■ PASSAGE SHOWN:
* * * * * * * * *
The federal government wants to build 1.2 million homes over the next five years, many of them apartments.Credit: Courtney Kruk
It’s a reality that Brisbane is grappling with broadly. We’ve held on to the Australian ideal of a home with a backyard for longer than Sydney and Melbourne, but as our population grows, we have little choice but to embrace mixed density.
Census data from 2021 shows 60.2 per cent of all dwellings in the City of Brisbane were separate houses. High density accounted for 21.4 per cent of dwellings, and medium density for 17.8 per cent. The latter figures will nearly certainly grow after the next census in 2026.
The question then becomes: what makes a well-designed apartment?
The Australian Housing and Urban Research Institute says good apartments have the same qualities as well-designed homes, and they’re comfortable places to occupy.
What is a well-designed apartment?
According to the Australian Housing and Urban Research Institute, good apartments have the same qualities as any well-designed home:
- they create a sense of place and belonging
- there is adequate daylight and opportunity for natural ventilation
- there is enough space to carry out all the normal activities of daily household life, as well as storage space and access to outside
- there is adequate privacy (both visual and acoustic) but also the opportunity to connect with neighbours when residents choose to, and the chance to enjoy some form of outlook.
* * * * * * * * *
■ WORK INSTRUCTION A:
From the passage on apartments in Brisbane, list each kind of dwelling that the 2021 census data covers, with its share of all dwellings in the City of Brisbane.
■ WORK INSTRUCTION B:
Resume the passage on apartments in Brisbane, writing on from its final sentence.

(Records from a data source)
* * * * * * * * *
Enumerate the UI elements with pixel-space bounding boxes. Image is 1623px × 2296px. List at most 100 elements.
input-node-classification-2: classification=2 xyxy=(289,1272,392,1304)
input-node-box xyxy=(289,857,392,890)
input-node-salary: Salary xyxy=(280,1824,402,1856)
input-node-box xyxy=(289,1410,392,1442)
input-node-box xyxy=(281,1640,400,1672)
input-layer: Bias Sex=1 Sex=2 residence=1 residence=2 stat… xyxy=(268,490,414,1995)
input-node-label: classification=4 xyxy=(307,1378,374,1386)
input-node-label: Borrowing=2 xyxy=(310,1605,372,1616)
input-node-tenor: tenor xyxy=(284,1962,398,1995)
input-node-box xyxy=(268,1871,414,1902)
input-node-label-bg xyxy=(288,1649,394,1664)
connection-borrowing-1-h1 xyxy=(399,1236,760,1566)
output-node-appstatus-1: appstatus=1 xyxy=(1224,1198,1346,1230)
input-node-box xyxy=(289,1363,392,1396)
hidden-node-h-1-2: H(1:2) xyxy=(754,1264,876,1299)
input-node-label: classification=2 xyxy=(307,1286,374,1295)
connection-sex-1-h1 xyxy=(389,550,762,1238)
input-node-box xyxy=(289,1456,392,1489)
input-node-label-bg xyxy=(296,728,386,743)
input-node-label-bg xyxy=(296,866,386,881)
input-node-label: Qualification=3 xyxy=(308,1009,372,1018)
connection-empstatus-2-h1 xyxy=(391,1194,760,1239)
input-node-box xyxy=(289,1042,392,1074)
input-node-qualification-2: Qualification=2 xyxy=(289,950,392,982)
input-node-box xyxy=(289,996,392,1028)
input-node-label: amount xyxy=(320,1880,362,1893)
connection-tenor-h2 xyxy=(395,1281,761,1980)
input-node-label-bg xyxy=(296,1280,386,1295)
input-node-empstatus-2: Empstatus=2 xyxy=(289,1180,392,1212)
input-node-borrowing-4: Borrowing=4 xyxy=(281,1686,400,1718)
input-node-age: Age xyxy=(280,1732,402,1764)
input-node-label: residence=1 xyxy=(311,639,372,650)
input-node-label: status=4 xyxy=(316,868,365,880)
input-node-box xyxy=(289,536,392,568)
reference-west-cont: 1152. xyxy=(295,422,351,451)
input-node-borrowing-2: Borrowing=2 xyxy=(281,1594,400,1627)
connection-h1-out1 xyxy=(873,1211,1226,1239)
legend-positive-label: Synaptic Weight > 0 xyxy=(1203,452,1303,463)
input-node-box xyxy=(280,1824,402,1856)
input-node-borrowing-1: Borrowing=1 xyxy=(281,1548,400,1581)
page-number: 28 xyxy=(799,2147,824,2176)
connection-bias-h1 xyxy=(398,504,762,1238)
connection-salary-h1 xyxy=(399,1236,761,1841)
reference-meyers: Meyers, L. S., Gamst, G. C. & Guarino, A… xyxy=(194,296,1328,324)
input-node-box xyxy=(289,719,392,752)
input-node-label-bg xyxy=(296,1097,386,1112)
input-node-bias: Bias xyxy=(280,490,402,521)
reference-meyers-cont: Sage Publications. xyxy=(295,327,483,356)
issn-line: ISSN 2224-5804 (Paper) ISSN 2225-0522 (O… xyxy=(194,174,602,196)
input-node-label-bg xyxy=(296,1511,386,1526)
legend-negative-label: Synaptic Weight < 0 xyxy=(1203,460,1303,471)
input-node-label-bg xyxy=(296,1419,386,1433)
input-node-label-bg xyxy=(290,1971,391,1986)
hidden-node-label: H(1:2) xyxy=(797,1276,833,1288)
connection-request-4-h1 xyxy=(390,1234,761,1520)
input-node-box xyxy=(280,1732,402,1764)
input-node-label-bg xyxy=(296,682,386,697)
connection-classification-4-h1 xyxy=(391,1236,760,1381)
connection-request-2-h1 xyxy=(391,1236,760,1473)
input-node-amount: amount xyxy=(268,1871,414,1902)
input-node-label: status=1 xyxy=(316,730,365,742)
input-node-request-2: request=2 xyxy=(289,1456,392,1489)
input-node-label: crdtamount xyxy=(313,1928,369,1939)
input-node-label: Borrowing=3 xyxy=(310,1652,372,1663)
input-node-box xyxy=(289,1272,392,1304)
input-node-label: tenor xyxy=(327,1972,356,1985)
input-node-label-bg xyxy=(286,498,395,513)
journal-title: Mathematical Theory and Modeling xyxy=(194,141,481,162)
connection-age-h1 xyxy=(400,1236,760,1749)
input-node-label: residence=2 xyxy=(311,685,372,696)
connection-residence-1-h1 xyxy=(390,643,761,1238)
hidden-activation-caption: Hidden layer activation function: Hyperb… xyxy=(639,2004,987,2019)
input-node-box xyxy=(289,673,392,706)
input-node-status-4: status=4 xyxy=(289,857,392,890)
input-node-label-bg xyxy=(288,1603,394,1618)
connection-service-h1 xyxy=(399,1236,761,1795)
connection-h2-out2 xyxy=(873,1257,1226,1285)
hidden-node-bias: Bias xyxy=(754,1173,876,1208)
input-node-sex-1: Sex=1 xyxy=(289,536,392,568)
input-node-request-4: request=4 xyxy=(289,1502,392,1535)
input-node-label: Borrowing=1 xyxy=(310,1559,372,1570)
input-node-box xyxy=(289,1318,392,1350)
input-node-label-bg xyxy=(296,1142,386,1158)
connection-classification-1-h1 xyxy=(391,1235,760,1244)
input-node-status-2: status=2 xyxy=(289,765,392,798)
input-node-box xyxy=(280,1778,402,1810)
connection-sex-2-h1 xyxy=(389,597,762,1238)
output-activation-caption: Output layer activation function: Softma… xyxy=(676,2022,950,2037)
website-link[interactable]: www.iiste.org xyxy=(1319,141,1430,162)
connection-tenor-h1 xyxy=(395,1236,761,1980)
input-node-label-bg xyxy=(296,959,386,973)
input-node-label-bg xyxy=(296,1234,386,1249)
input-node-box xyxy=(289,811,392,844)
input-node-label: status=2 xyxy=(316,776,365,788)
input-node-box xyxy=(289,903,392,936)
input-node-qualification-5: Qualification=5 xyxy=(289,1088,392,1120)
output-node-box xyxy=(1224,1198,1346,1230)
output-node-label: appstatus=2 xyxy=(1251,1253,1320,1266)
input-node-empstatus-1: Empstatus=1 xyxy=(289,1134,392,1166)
* * * * * * * * *
■ TASK RESPONSE A:
- Separate houses: 60.2 per cent
- High density: 21.4 per cent
- Medium density: 17.8 per cent

■ TASK RESPONSE B:
Social enterprise organisation Cities People Love looked at how apartment design policies affect design quality and, in turn, the health and wellbeing of apartment dwellers.
Their study measured the implementation of 96 design requirements that could plausibly affect health, from policies in NSW, Western Australia and Victoria, and across 172 buildings in Sydney, Perth and Melbourne.
They found residents who felt more positive or satisfied with the design of their apartment had higher mental wellbeing, “with the strongest evidence for natural ventilation, summer-time thermal comfort, indoor space and layout, and communal space quality in the apartment building”.
While I wonder how the “unsellable” Melbourne developments might fair against the study’s metrics, plenty of Brisbane proposals come to mind.
Last year, billionaire developer Harry Triguboff unveiled plans to build twin towers on Alice Street overlooking the city’s botanic gardens, adding more than 1000 units to Brisbane’s CBD.
Replies to this masthead’s story conveyed the cynicism felt towards this style of apartment living. “Very bad feng shui living in one of those places,” one reader commented. Another replied: “Nothing says welcome like a thousand overpriced concrete chook boxes.”
Of course, Meriton’s twin towers sit on the more extreme end of density. An “apartment” could also be a unit in a six-pack, like the blocks that dominate New Farm.
A few weeks ago, I did a walk-through of Canvas, a luxury three-storey apartment building in Bulimba designed by architecture practice Bureau Proberts.
With Canvas, Bureau Proberts tried to design an alternative to the traditional Queenslander home.Credit: Bureau Proberts
They turned the site of two old warehouses on a 1600-square-metre block into 21 apartments, or – as Bureau creative director Liam Proberts describes it – “a 21-pack”.
Canvas mimics the advantageous qualities of a detached home and builds on the philosophy that good design, implemented by architects and developers, can make apartment living more desirable.
“These were specifically designed for people to live in, rather than what often becomes a rental or investment property,” Proberts says.
“To do that, you need to have a sense of place and identity ... because you want to feel at home.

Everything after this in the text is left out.